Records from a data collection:
- - - - - - -

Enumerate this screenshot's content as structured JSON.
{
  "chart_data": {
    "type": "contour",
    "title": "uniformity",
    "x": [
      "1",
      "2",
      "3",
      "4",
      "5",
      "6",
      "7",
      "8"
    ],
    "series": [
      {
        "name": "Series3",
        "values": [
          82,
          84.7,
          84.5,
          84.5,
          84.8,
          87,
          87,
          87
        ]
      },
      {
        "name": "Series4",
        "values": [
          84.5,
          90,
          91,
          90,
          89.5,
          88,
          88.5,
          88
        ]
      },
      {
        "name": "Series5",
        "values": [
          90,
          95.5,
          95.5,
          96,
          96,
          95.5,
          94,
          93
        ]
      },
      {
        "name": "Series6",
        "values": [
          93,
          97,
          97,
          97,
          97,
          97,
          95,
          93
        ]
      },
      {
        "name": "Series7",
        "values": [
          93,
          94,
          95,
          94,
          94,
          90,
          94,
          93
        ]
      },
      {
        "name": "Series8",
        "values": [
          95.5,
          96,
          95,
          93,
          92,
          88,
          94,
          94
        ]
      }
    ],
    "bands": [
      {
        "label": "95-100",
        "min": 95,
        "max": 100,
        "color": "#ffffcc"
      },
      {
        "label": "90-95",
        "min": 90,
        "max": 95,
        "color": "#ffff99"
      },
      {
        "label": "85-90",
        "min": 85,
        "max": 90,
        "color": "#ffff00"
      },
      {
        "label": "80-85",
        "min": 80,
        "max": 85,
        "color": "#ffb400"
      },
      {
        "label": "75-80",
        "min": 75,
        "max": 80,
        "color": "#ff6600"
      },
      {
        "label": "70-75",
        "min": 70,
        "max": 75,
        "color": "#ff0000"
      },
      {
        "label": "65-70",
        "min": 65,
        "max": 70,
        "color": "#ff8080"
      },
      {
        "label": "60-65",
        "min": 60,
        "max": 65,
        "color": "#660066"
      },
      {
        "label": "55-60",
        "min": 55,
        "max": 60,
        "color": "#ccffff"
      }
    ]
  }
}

- - - - - - -

**EXERCISE PROMPT:**
Write the whole listing out again. Keep every line exactly as it is.

**FINISHED TASK:**
Enumerate this screenshot's content as structured JSON.
{
  "chart_data": {
    "type": "contour",
    "title": "uniformity",
    "x": [
      "1",
      "2",
      "3",
      "4",
      "5",
      "6",
      "7",
      "8"
    ],
    "series": [
      {
        "name": "Series3",
        "values": [
          82,
          84.7,
          84.5,
          84.5,
          84.8,
          87,
          87,
          87
        ]
      },
      {
        "name": "Series4",
        "values": [
          84.5,
          90,
          91,
          90,
          89.5,
          88,
          88.5,
          88
        ]
      },
      {
        "name": "Series5",
        "values": [
          90,
          95.5,
          95.5,
          96,
          96,
          95.5,
          94,
          93
        ]
      },
      {
        "name": "Series6",
        "values": [
          93,
          97,
          97,
          97,
          97,
          97,
          95,
          93
        ]
      },
      {
        "name": "Series7",
        "values": [
          93,
          94,
          95,
          94,
          94,
          90,
          94,
          93
        ]
      },
      {
        "name": "Series8",
        "values": [
          95.5,
          96,
          95,
          93,
          92,
          88,
          94,
          94
        ]
      }
    ],
    "bands": [
      {
        "label": "95-100",
        "min": 95,
        "max": 100,
        "color": "#ffffcc"
      },
      {
        "label": "90-95",
        "min": 90,
        "max": 95,
        "color": "#ffff99"
      },
      {
        "label": "85-90",
        "min": 85,
        "max": 90,
        "color": "#ffff00"
      },
      {
        "label": "80-85",
        "min": 80,
        "max": 85,
        "color": "#ffb400"
      },
      {
        "label": "75-80",
        "min": 75,
        "max": 80,
        "color": "#ff6600"
      },
      {
        "label": "70-75",
        "min": 70,
        "max": 75,
        "color": "#ff0000"
      },
      {
        "label": "65-70",
        "min": 65,
        "max": 70,
        "color": "#ff8080"
      },
      {
        "label": "60-65",
        "min": 60,
        "max": 65,
        "color": "#660066"
      },
      {
        "label": "55-60",
        "min": 55,
        "max": 60,
        "color": "#ccffff"
      }
    ]
  }
}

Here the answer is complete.